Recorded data
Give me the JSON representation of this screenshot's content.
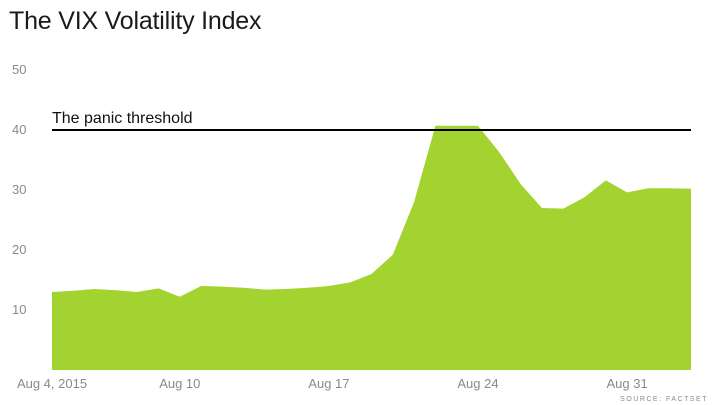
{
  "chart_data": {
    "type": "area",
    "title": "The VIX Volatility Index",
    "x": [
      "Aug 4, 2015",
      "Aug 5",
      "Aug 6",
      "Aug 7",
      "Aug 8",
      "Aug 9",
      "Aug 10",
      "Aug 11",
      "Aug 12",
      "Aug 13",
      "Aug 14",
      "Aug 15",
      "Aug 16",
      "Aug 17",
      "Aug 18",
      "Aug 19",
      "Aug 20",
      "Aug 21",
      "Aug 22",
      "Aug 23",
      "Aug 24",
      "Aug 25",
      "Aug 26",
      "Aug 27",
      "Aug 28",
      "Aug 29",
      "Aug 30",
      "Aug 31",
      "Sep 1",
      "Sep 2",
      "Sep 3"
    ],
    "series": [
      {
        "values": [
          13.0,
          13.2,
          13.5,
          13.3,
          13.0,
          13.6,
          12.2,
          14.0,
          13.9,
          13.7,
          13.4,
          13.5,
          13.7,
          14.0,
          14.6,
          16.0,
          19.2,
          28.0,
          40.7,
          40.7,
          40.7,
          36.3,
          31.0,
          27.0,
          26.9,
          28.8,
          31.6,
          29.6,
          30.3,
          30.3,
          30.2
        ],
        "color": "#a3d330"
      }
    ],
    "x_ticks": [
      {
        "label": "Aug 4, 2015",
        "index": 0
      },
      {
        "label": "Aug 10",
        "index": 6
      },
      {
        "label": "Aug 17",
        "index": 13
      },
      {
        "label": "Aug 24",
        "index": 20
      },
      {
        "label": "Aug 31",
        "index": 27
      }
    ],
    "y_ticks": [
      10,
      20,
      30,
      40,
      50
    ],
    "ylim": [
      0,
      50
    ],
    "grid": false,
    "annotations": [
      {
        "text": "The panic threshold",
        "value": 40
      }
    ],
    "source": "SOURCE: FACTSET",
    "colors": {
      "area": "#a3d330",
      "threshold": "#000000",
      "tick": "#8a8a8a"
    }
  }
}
==
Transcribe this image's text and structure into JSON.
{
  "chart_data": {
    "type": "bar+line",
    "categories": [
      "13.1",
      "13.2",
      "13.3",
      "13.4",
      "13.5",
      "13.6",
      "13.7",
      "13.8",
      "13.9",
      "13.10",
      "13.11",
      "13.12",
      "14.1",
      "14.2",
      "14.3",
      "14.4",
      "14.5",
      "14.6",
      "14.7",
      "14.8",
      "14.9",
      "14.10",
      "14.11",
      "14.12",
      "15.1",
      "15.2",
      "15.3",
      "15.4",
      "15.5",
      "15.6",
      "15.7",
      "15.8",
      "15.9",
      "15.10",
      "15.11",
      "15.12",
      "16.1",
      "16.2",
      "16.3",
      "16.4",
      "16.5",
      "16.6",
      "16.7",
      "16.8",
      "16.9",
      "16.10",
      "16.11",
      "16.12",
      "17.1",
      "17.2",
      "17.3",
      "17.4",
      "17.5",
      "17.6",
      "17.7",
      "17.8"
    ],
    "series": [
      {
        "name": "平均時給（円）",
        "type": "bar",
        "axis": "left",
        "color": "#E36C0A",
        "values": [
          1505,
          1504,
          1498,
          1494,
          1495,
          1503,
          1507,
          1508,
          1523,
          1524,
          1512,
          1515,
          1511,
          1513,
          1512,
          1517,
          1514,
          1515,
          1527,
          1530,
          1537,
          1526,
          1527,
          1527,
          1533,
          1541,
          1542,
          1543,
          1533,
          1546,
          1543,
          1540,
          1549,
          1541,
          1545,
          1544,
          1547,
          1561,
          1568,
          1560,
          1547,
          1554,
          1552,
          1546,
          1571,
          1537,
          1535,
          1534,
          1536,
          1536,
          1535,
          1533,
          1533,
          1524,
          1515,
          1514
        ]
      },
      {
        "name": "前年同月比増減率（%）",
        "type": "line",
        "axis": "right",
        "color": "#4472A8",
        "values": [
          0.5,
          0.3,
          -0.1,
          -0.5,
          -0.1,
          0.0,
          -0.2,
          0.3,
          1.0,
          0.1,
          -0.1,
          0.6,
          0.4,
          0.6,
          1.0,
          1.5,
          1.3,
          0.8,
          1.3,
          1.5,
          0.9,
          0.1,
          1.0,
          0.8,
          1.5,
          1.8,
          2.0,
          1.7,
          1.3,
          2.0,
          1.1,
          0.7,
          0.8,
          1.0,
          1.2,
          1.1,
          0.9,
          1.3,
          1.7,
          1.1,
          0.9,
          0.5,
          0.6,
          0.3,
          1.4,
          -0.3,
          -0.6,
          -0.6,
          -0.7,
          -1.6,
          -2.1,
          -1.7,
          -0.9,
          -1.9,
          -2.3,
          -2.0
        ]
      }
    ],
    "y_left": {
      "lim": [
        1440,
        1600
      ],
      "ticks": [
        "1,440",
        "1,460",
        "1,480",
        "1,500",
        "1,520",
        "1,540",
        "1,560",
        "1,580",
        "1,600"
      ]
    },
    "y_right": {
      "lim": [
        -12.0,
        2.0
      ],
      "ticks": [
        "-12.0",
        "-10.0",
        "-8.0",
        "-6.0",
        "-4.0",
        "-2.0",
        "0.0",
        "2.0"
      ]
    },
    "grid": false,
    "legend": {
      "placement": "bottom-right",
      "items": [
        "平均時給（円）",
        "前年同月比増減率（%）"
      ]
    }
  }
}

*What needs to be done*.
Select the lines from the entries that include the word "label".

*Completed task*.
        "label": "Aug 4, 2015",
        "label": "Aug 10",
        "label": "Aug 17",
        "label": "Aug 24",
        "label": "Aug 31",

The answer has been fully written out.